*WHAT TO WORK ON*
From the entries below, pull out each line where "Programmierung" appears.

*GIVEN ENTRIES*
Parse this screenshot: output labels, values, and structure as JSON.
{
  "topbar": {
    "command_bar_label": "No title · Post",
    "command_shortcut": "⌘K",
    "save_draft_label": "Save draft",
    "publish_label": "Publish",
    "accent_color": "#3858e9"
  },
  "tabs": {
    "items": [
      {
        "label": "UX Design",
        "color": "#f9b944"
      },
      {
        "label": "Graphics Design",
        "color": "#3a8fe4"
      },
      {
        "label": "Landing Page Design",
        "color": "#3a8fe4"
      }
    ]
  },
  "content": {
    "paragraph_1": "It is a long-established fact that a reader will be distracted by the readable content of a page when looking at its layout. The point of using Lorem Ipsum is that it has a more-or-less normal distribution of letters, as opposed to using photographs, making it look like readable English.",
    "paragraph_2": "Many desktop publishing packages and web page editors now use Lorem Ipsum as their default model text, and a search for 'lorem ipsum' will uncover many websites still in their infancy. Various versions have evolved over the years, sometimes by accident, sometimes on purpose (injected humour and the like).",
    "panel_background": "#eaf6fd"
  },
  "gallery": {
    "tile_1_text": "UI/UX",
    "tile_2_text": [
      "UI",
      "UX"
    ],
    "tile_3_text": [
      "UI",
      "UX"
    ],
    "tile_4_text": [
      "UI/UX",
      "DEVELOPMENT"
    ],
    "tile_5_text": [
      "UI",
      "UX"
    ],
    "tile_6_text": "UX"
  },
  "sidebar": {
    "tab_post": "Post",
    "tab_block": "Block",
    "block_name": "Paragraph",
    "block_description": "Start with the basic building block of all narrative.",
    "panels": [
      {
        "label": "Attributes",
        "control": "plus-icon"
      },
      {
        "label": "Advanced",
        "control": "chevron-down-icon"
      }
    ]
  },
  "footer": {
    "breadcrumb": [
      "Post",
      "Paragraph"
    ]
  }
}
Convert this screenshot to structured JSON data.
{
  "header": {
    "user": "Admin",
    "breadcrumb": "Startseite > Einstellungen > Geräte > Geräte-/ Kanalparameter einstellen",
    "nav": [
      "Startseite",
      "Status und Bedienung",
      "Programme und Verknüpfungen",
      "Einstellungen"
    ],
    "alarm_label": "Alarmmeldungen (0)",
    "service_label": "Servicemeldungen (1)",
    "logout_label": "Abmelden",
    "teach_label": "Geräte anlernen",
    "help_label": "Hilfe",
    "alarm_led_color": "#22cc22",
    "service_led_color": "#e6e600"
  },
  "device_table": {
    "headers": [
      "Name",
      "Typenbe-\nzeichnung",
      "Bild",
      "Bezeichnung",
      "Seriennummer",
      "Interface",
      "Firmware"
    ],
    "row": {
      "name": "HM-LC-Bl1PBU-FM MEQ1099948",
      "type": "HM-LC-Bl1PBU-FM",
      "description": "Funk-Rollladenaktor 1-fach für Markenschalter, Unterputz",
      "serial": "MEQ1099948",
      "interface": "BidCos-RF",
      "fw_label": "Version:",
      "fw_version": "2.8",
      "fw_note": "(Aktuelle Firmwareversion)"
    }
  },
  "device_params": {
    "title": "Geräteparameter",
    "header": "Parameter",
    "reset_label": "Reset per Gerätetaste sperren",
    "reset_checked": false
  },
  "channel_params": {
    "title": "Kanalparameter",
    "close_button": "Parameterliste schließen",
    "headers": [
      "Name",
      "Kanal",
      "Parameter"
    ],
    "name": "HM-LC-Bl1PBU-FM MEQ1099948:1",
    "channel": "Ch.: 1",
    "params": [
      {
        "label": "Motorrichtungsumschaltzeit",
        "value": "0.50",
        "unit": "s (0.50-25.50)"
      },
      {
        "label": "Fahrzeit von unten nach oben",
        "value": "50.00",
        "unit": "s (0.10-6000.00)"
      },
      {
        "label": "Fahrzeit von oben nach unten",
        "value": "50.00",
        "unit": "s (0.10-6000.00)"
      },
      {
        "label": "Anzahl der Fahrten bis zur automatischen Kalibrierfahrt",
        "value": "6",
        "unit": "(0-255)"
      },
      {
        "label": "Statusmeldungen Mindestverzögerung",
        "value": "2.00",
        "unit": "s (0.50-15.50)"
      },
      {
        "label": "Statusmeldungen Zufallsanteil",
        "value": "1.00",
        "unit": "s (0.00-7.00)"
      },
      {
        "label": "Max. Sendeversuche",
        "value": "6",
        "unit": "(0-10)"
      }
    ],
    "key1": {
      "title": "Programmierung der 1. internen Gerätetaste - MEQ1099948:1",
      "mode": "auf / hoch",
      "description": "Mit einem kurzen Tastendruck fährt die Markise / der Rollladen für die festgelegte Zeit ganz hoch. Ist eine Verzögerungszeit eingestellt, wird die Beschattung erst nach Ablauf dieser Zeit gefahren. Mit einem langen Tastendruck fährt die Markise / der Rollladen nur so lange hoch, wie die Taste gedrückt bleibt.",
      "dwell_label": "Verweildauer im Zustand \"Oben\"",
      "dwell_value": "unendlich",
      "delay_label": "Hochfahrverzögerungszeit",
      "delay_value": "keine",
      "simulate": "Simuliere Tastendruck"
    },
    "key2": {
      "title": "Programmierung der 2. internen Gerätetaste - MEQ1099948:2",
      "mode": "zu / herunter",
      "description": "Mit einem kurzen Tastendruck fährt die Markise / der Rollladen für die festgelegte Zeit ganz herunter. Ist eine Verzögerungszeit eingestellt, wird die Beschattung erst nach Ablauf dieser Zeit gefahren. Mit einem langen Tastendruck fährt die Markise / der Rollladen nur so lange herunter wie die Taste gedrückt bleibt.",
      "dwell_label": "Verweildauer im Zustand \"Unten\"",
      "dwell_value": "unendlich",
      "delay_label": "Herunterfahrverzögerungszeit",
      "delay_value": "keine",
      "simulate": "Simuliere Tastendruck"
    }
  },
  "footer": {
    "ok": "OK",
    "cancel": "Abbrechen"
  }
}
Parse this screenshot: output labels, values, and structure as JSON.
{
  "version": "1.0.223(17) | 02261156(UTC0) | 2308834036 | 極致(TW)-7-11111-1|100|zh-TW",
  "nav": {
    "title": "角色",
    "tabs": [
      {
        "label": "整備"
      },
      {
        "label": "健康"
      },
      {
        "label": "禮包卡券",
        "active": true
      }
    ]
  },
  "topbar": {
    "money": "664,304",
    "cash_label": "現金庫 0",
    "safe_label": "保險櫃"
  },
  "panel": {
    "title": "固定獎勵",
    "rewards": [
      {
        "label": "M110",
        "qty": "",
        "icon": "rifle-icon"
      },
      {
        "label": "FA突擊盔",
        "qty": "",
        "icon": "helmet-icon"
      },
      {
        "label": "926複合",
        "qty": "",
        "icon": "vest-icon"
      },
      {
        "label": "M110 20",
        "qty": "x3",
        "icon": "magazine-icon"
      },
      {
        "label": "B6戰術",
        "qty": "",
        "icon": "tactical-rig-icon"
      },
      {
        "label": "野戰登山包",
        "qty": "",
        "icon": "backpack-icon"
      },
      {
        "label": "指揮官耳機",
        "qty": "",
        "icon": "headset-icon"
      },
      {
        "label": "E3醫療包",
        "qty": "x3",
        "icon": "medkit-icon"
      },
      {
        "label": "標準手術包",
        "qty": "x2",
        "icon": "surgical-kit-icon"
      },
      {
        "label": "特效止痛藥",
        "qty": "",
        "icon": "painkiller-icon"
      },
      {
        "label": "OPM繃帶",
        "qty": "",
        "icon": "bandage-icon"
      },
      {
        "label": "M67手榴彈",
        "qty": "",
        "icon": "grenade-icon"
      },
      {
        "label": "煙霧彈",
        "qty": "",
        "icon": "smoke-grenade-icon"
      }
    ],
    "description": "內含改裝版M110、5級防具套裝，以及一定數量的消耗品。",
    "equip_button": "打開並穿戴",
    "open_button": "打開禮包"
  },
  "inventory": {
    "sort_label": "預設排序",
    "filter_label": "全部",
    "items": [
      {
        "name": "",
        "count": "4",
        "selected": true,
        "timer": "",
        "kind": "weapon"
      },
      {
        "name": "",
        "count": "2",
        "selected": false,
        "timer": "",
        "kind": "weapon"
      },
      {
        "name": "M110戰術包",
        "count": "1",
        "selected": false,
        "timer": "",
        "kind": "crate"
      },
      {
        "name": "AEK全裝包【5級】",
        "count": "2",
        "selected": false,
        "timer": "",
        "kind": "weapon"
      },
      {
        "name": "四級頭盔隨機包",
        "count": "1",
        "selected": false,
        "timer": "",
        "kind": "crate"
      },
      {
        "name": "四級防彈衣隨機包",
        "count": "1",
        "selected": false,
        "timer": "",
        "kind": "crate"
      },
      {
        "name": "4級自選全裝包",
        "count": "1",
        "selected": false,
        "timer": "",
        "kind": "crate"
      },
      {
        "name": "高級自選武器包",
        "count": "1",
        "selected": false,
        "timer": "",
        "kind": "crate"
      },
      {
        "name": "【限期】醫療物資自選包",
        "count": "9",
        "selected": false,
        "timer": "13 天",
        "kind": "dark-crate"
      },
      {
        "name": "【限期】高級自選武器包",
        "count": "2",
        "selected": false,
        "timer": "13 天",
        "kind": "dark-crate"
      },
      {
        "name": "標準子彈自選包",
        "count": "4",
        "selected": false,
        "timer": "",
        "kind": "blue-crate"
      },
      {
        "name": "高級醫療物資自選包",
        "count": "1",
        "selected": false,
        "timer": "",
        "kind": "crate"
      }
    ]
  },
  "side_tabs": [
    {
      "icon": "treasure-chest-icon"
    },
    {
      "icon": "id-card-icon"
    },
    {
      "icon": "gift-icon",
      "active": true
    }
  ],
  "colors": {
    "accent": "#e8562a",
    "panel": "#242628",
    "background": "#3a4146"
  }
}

*THE OUTPUT*
      "title": "Programmierung der 1. internen Gerätetaste - MEQ1099948:1",
      "title": "Programmierung der 2. internen Gerätetaste - MEQ1099948:2",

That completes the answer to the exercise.